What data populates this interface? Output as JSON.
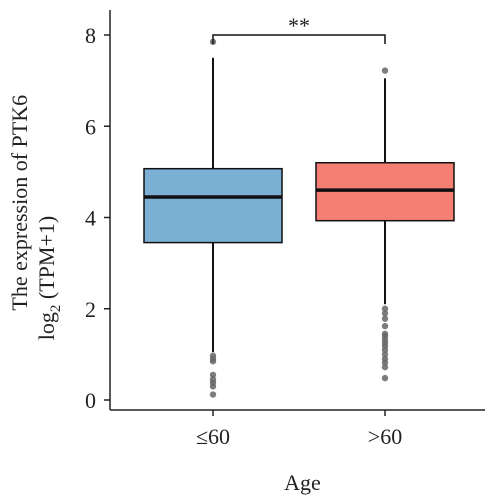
{
  "chart_data": {
    "type": "box",
    "title": "",
    "xlabel": "Age",
    "ylabel_lines": [
      "The expression of PTK6",
      "log",
      "2",
      " (TPM+1)"
    ],
    "ylim": [
      0,
      8
    ],
    "yticks": [
      0,
      2,
      4,
      6,
      8
    ],
    "categories": [
      "≤60",
      ">60"
    ],
    "boxes": [
      {
        "category": "≤60",
        "color": "#7BAFD4",
        "min": 1.05,
        "q1": 3.45,
        "median": 4.45,
        "q3": 5.07,
        "max": 7.5,
        "outliers": [
          7.85,
          0.97,
          0.9,
          0.85,
          0.55,
          0.45,
          0.38,
          0.3,
          0.12
        ]
      },
      {
        "category": ">60",
        "color": "#F47F72",
        "min": 2.1,
        "q1": 3.93,
        "median": 4.6,
        "q3": 5.2,
        "max": 7.05,
        "outliers": [
          7.22,
          2.0,
          1.9,
          1.78,
          1.62,
          1.45,
          1.4,
          1.32,
          1.25,
          1.18,
          1.1,
          1.0,
          0.9,
          0.82,
          0.72,
          0.48
        ]
      }
    ],
    "significance": {
      "label": "**",
      "between": [
        "≤60",
        ">60"
      ],
      "y": 8.0
    },
    "grid": false,
    "legend": "none"
  }
}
----
**Problem description:**
Set the listing down in full and exactly. Pictures within it should not appear in the copy.

**Task result:**
What data populates this interface? Output as JSON.
{
  "chart_data": {
    "type": "box",
    "title": "",
    "xlabel": "Age",
    "ylabel_lines": [
      "The expression of PTK6",
      "log",
      "2",
      " (TPM+1)"
    ],
    "ylim": [
      0,
      8
    ],
    "yticks": [
      0,
      2,
      4,
      6,
      8
    ],
    "categories": [
      "≤60",
      ">60"
    ],
    "boxes": [
      {
        "category": "≤60",
        "color": "#7BAFD4",
        "min": 1.05,
        "q1": 3.45,
        "median": 4.45,
        "q3": 5.07,
        "max": 7.5,
        "outliers": [
          7.85,
          0.97,
          0.9,
          0.85,
          0.55,
          0.45,
          0.38,
          0.3,
          0.12
        ]
      },
      {
        "category": ">60",
        "color": "#F47F72",
        "min": 2.1,
        "q1": 3.93,
        "median": 4.6,
        "q3": 5.2,
        "max": 7.05,
        "outliers": [
          7.22,
          2.0,
          1.9,
          1.78,
          1.62,
          1.45,
          1.4,
          1.32,
          1.25,
          1.18,
          1.1,
          1.0,
          0.9,
          0.82,
          0.72,
          0.48
        ]
      }
    ],
    "significance": {
      "label": "**",
      "between": [
        "≤60",
        ">60"
      ],
      "y": 8.0
    },
    "grid": false,
    "legend": "none"
  }
}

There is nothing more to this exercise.